» **WORK INSTRUCTION**
Across all the entries below, count each line that holds "sprach" and report the figure only.

(Entries from a page text dataset)
###
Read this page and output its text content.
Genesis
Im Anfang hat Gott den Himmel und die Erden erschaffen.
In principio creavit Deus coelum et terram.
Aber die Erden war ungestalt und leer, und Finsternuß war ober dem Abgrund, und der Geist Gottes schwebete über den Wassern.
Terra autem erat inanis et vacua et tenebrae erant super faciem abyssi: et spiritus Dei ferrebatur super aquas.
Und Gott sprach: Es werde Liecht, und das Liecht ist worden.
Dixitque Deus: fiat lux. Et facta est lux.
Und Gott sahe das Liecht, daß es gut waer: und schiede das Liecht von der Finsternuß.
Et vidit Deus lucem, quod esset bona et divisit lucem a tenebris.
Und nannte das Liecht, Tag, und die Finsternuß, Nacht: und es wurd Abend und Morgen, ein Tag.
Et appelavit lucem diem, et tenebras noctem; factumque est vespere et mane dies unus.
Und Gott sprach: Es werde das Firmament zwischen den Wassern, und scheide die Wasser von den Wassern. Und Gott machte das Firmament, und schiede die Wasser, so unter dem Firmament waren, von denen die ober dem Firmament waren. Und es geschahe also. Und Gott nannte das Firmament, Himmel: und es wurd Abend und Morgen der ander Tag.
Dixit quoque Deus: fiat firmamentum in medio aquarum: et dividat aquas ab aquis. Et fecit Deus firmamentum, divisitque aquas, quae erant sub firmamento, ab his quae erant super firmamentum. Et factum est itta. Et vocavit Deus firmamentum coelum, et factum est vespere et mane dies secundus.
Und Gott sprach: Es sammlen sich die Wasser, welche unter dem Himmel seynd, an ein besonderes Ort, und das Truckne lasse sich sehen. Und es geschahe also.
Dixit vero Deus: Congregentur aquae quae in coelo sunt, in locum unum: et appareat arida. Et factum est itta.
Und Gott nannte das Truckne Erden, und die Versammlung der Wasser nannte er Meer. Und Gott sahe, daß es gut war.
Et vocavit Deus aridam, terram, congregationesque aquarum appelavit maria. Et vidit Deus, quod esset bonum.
###
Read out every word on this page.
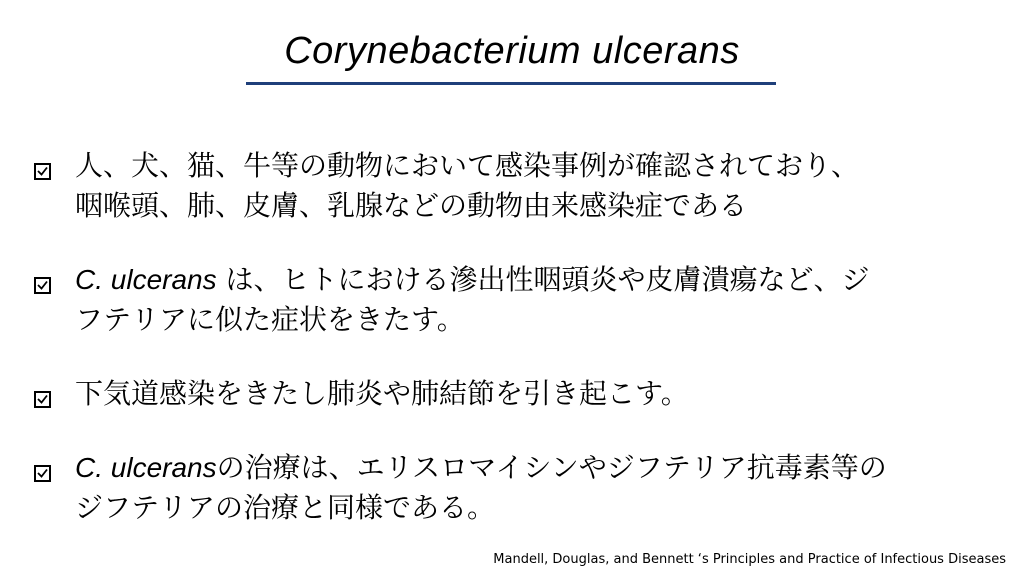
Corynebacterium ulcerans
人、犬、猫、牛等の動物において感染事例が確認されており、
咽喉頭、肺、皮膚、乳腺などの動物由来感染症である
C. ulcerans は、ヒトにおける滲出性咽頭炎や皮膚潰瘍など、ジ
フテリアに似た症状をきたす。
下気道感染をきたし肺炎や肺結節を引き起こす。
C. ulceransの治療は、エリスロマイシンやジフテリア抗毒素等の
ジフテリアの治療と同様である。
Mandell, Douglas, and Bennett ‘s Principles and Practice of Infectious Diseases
###
» **FINISHED TASK**
3